START Input rows

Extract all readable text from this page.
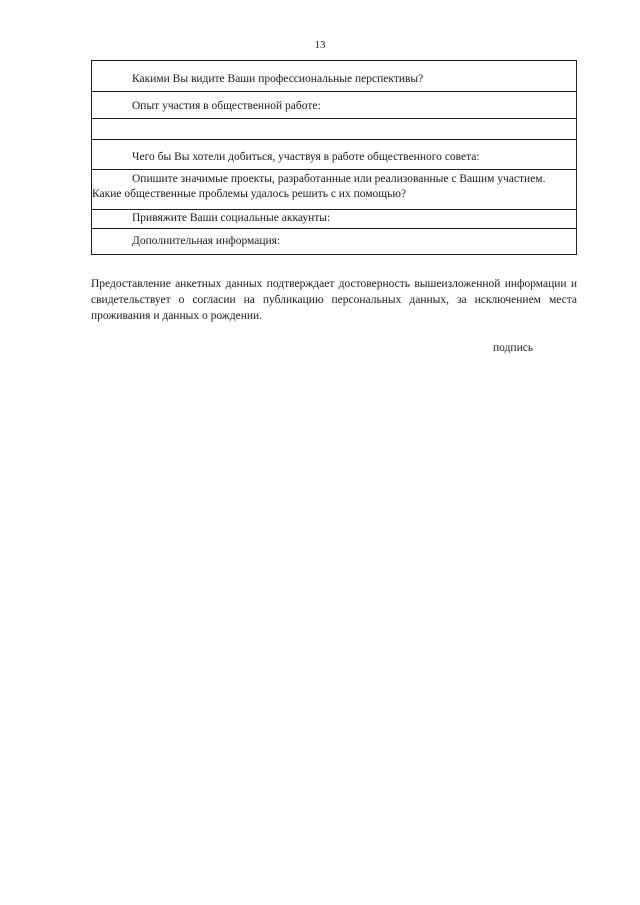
13
Какими Вы видите Ваши профессиональные перспективы?
Опыт участия в общественной работе:
Чего бы Вы хотели добиться, участвуя в работе общественного совета:
Опишите значимые проекты, разработанные или реализованные с Вашим участием. Какие общественные проблемы удалось решить с их помощью?
Привяжите Ваши социальные аккаунты:
Дополнительная информация:
Предоставление анкетных данных подтверждает достоверность вышеизложенной информации и свидетельствует о согласии на публикацию персональных данных, за исключением места проживания и данных о рождении.
подпись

END Input rows

- Exercise task
Without including any pictures, output all the entries above exactly.

- Solution below
Extract all readable text from this page.
13
Какими Вы видите Ваши профессиональные перспективы?
Опыт участия в общественной работе:
Чего бы Вы хотели добиться, участвуя в работе общественного совета:
Опишите значимые проекты, разработанные или реализованные с Вашим участием. Какие общественные проблемы удалось решить с их помощью?
Привяжите Ваши социальные аккаунты:
Дополнительная информация:
Предоставление анкетных данных подтверждает достоверность вышеизложенной информации и свидетельствует о согласии на публикацию персональных данных, за исключением места проживания и данных о рождении.
подпись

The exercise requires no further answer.